What to work on:
Find how many lines hold the word "title" and give that number only.

* start *

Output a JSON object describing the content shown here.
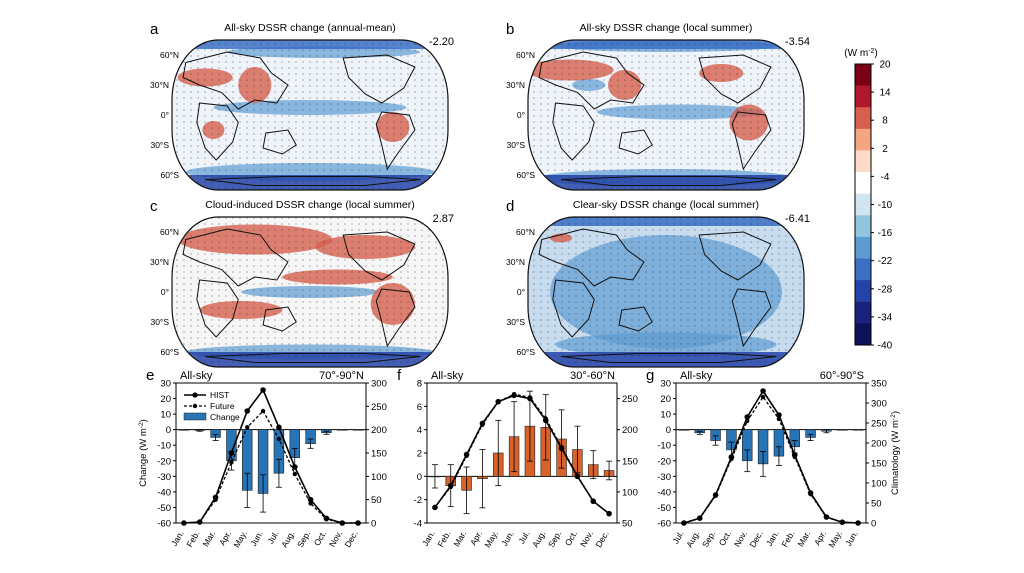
{
  "figure": {
    "maps": [
      {
        "letter": "a",
        "title": "All-sky DSSR change (annual-mean)",
        "value": "-2.20",
        "lat_labels": [
          "60°N",
          "30°N",
          "0°",
          "30°S",
          "60°S"
        ]
      },
      {
        "letter": "b",
        "title": "All-sky DSSR change (local summer)",
        "value": "-3.54",
        "lat_labels": [
          "60°N",
          "30°N",
          "0°",
          "30°S",
          "60°S"
        ]
      },
      {
        "letter": "c",
        "title": "Cloud-induced DSSR change (local summer)",
        "value": "2.87",
        "lat_labels": [
          "60°N",
          "30°N",
          "0°",
          "30°S",
          "60°S"
        ]
      },
      {
        "letter": "d",
        "title": "Clear-sky DSSR change (local summer)",
        "value": "-6.41",
        "lat_labels": [
          "60°N",
          "30°N",
          "0°",
          "30°S",
          "60°S"
        ]
      }
    ],
    "colorbar": {
      "unit_prefix": "(W m",
      "unit_sup": "-2",
      "unit_suffix": ")",
      "ticks": [
        "20",
        "14",
        "8",
        "2",
        "-4",
        "-10",
        "-16",
        "-22",
        "-28",
        "-34",
        "-40"
      ],
      "colors_top_to_bottom": [
        "#7a0015",
        "#b2182b",
        "#d6604d",
        "#f4a582",
        "#fddbc7",
        "#ffffff",
        "#d1e5f0",
        "#92c5de",
        "#5e9bd1",
        "#3a6fc4",
        "#2343a8",
        "#19237e",
        "#0d1158"
      ]
    },
    "bars_color": {
      "positive_panel": "#d9622b",
      "negative_panel": "#2775b6"
    }
  },
  "chart_data": [
    {
      "type": "bar",
      "panel": "e",
      "label": "All-sky",
      "region": "70°-90°N",
      "categories": [
        "Jan.",
        "Feb.",
        "Mar.",
        "Apr.",
        "May.",
        "Jun.",
        "Jul.",
        "Aug.",
        "Sep.",
        "Oct.",
        "Nov.",
        "Dec."
      ],
      "ylabel": "Change (W m",
      "ylabel_sup": "-2",
      "ylabel_suffix": ")",
      "ylim": [
        -60,
        30
      ],
      "yticks": [
        -60,
        -50,
        -40,
        -30,
        -20,
        -10,
        0,
        10,
        20,
        30
      ],
      "y2lim": [
        0,
        300
      ],
      "y2ticks": [
        0,
        50,
        100,
        150,
        200,
        250,
        300
      ],
      "legend": {
        "hist": "HIST",
        "future": "Future",
        "change": "Change"
      },
      "series": [
        {
          "name": "Change",
          "kind": "bar",
          "axis": "left",
          "values": [
            0,
            -0.5,
            -5,
            -20,
            -39,
            -41,
            -28,
            -18,
            -9,
            -2,
            0,
            0
          ],
          "error": [
            0,
            0.5,
            2,
            6,
            11,
            12,
            9,
            6,
            3,
            1,
            0,
            0
          ]
        },
        {
          "name": "HIST",
          "kind": "line",
          "axis": "right",
          "values": [
            0,
            2,
            55,
            150,
            240,
            285,
            205,
            120,
            50,
            10,
            0,
            0
          ]
        },
        {
          "name": "Future",
          "kind": "line-dashed",
          "axis": "right",
          "values": [
            0,
            2,
            50,
            130,
            205,
            240,
            180,
            105,
            42,
            8,
            0,
            0
          ]
        }
      ]
    },
    {
      "type": "bar",
      "panel": "f",
      "label": "All-sky",
      "region": "30°-60°N",
      "categories": [
        "Jan.",
        "Feb.",
        "Mar.",
        "Apr.",
        "May.",
        "Jun.",
        "Jul.",
        "Aug.",
        "Sep.",
        "Oct.",
        "Nov.",
        "Dec."
      ],
      "ylim": [
        -4,
        8
      ],
      "yticks": [
        -4,
        -2,
        0,
        2,
        4,
        6,
        8
      ],
      "y2lim": [
        50,
        275
      ],
      "y2ticks": [
        50,
        100,
        150,
        200,
        250
      ],
      "series": [
        {
          "name": "Change",
          "kind": "bar",
          "axis": "left",
          "values": [
            0,
            -0.8,
            -1.2,
            -0.2,
            2.0,
            3.4,
            4.3,
            4.2,
            3.2,
            2.3,
            1.0,
            0.5
          ],
          "error": [
            1.0,
            1.8,
            2.0,
            2.5,
            2.8,
            3.0,
            3.0,
            2.8,
            2.5,
            2.0,
            1.2,
            0.8
          ]
        },
        {
          "name": "HIST",
          "kind": "line",
          "axis": "right",
          "values": [
            75,
            110,
            160,
            210,
            245,
            255,
            250,
            215,
            170,
            125,
            85,
            65
          ]
        },
        {
          "name": "Future",
          "kind": "line-dashed",
          "axis": "right",
          "values": [
            75,
            108,
            158,
            208,
            245,
            257,
            252,
            218,
            172,
            126,
            85,
            65
          ]
        }
      ]
    },
    {
      "type": "bar",
      "panel": "g",
      "label": "All-sky",
      "region": "60°-90°S",
      "categories": [
        "Jul.",
        "Aug.",
        "Sep.",
        "Oct.",
        "Nov.",
        "Dec.",
        "Jan.",
        "Feb.",
        "Mar.",
        "Apr.",
        "May.",
        "Jun."
      ],
      "ylim": [
        -60,
        30
      ],
      "yticks": [
        -60,
        -50,
        -40,
        -30,
        -20,
        -10,
        0,
        10,
        20,
        30
      ],
      "y2label": "Climatology (W m",
      "y2label_sup": "-2",
      "y2label_suffix": ")",
      "y2lim": [
        0,
        350
      ],
      "y2ticks": [
        0,
        50,
        100,
        150,
        200,
        250,
        300,
        350
      ],
      "series": [
        {
          "name": "Change",
          "kind": "bar",
          "axis": "left",
          "values": [
            0,
            -2,
            -7,
            -13,
            -20,
            -22,
            -17,
            -11,
            -5,
            -1,
            0,
            0
          ],
          "error": [
            0,
            1,
            3,
            5,
            7,
            8,
            6,
            4,
            2,
            1,
            0,
            0
          ]
        },
        {
          "name": "HIST",
          "kind": "line",
          "axis": "right",
          "values": [
            0,
            12,
            70,
            165,
            265,
            330,
            270,
            170,
            75,
            15,
            2,
            0
          ]
        },
        {
          "name": "Future",
          "kind": "line-dashed",
          "axis": "right",
          "values": [
            0,
            12,
            68,
            160,
            255,
            315,
            260,
            165,
            72,
            14,
            2,
            0
          ]
        }
      ]
    }
  ]
}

* end *

The answer:
4